## Work instructions
Every line below is to be quoted exactly, with nothing added or dropped.

## Items
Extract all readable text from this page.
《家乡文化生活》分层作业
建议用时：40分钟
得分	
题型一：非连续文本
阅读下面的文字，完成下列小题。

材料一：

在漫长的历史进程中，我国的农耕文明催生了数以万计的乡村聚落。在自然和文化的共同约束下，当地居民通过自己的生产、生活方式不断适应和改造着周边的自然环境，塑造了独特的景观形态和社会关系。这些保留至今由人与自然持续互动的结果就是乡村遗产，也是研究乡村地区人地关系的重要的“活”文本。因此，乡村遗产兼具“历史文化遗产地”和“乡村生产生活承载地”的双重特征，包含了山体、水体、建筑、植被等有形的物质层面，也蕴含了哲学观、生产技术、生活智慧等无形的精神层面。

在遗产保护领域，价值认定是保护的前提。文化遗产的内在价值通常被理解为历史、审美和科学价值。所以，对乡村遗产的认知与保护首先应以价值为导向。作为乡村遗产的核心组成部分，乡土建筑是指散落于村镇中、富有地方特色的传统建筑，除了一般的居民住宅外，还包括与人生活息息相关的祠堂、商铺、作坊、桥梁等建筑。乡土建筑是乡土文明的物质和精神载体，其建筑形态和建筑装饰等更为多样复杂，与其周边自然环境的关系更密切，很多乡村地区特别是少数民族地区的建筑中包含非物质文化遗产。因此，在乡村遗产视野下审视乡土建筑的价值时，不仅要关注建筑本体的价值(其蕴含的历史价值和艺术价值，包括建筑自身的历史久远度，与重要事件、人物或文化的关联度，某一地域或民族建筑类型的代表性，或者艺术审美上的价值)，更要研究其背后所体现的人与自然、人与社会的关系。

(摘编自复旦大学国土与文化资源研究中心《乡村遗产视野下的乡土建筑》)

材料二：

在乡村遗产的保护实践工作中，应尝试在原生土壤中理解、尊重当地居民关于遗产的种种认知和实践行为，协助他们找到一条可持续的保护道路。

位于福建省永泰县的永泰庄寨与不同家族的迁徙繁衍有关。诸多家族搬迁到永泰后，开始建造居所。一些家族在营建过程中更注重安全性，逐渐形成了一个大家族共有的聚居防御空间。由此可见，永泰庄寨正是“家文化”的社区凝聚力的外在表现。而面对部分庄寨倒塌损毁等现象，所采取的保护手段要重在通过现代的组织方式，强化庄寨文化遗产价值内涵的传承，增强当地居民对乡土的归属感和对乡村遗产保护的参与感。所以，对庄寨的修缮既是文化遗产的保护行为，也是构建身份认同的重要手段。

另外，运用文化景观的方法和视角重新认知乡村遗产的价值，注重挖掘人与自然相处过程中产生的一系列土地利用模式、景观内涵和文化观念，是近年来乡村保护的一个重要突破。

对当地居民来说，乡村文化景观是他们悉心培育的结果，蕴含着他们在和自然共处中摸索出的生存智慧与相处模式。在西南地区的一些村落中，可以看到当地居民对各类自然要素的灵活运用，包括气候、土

## Written answer
Extract all readable text from this page.
《家乡文化生活》分层作业
建议用时：40分钟
得分	
题型一：非连续文本
阅读下面的文字，完成下列小题。

材料一：

在漫长的历史进程中，我国的农耕文明催生了数以万计的乡村聚落。在自然和文化的共同约束下，当地居民通过自己的生产、生活方式不断适应和改造着周边的自然环境，塑造了独特的景观形态和社会关系。这些保留至今由人与自然持续互动的结果就是乡村遗产，也是研究乡村地区人地关系的重要的“活”文本。因此，乡村遗产兼具“历史文化遗产地”和“乡村生产生活承载地”的双重特征，包含了山体、水体、建筑、植被等有形的物质层面，也蕴含了哲学观、生产技术、生活智慧等无形的精神层面。

在遗产保护领域，价值认定是保护的前提。文化遗产的内在价值通常被理解为历史、审美和科学价值。所以，对乡村遗产的认知与保护首先应以价值为导向。作为乡村遗产的核心组成部分，乡土建筑是指散落于村镇中、富有地方特色的传统建筑，除了一般的居民住宅外，还包括与人生活息息相关的祠堂、商铺、作坊、桥梁等建筑。乡土建筑是乡土文明的物质和精神载体，其建筑形态和建筑装饰等更为多样复杂，与其周边自然环境的关系更密切，很多乡村地区特别是少数民族地区的建筑中包含非物质文化遗产。因此，在乡村遗产视野下审视乡土建筑的价值时，不仅要关注建筑本体的价值(其蕴含的历史价值和艺术价值，包括建筑自身的历史久远度，与重要事件、人物或文化的关联度，某一地域或民族建筑类型的代表性，或者艺术审美上的价值)，更要研究其背后所体现的人与自然、人与社会的关系。

(摘编自复旦大学国土与文化资源研究中心《乡村遗产视野下的乡土建筑》)

材料二：

在乡村遗产的保护实践工作中，应尝试在原生土壤中理解、尊重当地居民关于遗产的种种认知和实践行为，协助他们找到一条可持续的保护道路。

位于福建省永泰县的永泰庄寨与不同家族的迁徙繁衍有关。诸多家族搬迁到永泰后，开始建造居所。一些家族在营建过程中更注重安全性，逐渐形成了一个大家族共有的聚居防御空间。由此可见，永泰庄寨正是“家文化”的社区凝聚力的外在表现。而面对部分庄寨倒塌损毁等现象，所采取的保护手段要重在通过现代的组织方式，强化庄寨文化遗产价值内涵的传承，增强当地居民对乡土的归属感和对乡村遗产保护的参与感。所以，对庄寨的修缮既是文化遗产的保护行为，也是构建身份认同的重要手段。

另外，运用文化景观的方法和视角重新认知乡村遗产的价值，注重挖掘人与自然相处过程中产生的一系列土地利用模式、景观内涵和文化观念，是近年来乡村保护的一个重要突破。

对当地居民来说，乡村文化景观是他们悉心培育的结果，蕴含着他们在和自然共处中摸索出的生存智慧与相处模式。在西南地区的一些村落中，可以看到当地居民对各类自然要素的灵活运用，包括气候、土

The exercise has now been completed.